Pull out all lines from the listing below in which the word "compare" appears.

[Information provided]
****************
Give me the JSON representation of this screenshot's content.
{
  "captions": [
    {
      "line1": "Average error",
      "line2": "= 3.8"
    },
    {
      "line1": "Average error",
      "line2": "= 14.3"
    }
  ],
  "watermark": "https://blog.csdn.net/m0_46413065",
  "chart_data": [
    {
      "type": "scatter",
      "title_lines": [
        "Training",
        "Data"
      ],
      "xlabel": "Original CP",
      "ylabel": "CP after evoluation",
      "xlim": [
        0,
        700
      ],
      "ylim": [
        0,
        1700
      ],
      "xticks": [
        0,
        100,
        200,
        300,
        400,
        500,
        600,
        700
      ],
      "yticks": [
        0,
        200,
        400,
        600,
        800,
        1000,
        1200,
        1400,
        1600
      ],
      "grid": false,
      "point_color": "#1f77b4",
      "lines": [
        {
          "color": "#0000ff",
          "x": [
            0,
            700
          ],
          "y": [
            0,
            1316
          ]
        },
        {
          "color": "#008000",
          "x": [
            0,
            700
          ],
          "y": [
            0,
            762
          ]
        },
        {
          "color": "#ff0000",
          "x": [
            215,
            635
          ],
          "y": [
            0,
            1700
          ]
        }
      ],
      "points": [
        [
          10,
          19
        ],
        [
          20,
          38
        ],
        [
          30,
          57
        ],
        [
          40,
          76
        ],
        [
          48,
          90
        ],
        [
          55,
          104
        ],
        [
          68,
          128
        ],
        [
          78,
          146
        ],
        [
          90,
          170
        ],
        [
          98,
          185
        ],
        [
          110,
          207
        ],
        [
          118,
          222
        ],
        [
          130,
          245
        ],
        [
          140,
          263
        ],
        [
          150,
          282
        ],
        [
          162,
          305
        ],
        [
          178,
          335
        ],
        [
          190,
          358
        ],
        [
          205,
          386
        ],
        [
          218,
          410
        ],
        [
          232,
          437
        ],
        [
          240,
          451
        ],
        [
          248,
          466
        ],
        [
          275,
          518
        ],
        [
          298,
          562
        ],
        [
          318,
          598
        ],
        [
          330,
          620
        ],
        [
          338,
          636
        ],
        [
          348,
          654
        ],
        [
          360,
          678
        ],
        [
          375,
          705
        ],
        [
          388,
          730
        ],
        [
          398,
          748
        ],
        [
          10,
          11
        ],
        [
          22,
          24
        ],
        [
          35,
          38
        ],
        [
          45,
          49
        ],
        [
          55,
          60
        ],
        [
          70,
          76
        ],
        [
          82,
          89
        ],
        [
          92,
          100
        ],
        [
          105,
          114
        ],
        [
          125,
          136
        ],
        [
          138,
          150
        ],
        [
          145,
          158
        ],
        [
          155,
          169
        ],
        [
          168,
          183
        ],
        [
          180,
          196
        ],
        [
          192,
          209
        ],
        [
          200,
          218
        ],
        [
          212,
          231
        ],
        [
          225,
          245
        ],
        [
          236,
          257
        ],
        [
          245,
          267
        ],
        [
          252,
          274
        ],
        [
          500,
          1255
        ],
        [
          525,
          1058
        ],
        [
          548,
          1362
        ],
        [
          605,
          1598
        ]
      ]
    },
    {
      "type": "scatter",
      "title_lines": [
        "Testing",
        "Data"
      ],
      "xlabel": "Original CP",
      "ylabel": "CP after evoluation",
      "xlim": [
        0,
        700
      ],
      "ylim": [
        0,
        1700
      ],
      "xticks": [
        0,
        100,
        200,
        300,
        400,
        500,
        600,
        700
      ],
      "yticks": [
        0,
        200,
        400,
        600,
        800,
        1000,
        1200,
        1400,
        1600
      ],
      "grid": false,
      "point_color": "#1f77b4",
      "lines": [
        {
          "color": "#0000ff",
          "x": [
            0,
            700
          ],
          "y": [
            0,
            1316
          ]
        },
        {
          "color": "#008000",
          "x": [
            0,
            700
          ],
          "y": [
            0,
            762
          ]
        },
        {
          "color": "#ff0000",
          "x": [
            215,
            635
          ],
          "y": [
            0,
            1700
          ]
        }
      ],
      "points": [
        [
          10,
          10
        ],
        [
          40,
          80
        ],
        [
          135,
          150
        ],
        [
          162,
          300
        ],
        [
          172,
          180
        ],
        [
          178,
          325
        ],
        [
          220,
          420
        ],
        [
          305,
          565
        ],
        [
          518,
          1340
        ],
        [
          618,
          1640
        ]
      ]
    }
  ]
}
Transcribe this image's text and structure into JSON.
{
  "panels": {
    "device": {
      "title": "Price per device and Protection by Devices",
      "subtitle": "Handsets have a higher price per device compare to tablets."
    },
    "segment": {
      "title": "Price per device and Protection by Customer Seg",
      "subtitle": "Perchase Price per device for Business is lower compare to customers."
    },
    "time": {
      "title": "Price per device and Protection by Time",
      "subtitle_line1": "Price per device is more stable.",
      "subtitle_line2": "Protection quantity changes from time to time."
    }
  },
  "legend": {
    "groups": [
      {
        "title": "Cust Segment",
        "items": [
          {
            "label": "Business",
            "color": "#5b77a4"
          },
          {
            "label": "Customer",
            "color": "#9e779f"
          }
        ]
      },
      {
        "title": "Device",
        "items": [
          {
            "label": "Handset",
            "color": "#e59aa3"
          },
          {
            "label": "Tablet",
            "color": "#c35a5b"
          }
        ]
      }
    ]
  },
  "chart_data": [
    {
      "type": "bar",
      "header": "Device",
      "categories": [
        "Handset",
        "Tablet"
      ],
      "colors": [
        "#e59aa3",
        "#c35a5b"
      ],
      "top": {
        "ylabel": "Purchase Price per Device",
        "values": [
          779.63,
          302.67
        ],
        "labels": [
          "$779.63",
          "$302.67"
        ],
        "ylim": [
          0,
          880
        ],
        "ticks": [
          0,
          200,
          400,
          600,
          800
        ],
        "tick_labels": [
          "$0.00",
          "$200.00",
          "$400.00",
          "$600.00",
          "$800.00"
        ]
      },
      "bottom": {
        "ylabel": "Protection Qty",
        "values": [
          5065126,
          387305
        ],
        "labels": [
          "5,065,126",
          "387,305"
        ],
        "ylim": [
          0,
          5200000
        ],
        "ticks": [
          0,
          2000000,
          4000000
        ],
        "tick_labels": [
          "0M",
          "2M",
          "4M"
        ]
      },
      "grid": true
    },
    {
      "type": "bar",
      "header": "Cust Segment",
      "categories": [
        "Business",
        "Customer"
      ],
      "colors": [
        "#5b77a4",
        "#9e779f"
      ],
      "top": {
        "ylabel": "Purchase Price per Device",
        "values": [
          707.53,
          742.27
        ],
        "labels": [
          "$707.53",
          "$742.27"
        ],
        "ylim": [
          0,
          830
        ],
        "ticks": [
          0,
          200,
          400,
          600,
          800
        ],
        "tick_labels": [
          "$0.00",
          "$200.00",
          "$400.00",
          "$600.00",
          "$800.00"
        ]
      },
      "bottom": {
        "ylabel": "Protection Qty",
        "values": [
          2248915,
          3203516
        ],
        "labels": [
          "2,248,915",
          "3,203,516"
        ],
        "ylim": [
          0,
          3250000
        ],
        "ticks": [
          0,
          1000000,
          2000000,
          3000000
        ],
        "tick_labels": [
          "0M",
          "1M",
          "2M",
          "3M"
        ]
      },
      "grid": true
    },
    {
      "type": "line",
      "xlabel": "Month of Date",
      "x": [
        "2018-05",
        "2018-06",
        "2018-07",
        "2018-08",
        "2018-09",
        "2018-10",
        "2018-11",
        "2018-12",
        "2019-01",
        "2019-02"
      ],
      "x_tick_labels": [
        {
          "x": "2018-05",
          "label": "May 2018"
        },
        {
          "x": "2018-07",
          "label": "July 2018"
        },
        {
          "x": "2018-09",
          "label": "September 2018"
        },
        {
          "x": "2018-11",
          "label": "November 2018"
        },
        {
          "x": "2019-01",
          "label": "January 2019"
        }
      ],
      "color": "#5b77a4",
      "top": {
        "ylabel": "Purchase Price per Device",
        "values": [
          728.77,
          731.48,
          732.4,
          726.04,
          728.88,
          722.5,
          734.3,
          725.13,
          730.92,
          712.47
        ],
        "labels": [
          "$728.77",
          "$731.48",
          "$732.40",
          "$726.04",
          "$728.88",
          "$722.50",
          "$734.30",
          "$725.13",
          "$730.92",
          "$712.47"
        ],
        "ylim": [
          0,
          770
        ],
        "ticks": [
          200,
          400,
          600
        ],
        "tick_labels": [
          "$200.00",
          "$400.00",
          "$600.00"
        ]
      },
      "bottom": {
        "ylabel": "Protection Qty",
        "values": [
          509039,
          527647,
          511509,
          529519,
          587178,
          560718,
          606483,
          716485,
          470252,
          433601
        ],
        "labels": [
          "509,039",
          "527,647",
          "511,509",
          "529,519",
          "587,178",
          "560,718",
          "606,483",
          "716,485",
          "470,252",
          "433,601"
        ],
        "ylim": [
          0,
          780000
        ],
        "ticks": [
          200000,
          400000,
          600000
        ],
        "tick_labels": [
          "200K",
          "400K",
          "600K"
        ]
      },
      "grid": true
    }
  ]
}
****************
[Full output]
      "subtitle": "Handsets have a higher price per device compare to tablets."
      "subtitle": "Perchase Price per device for Business is lower compare to customers."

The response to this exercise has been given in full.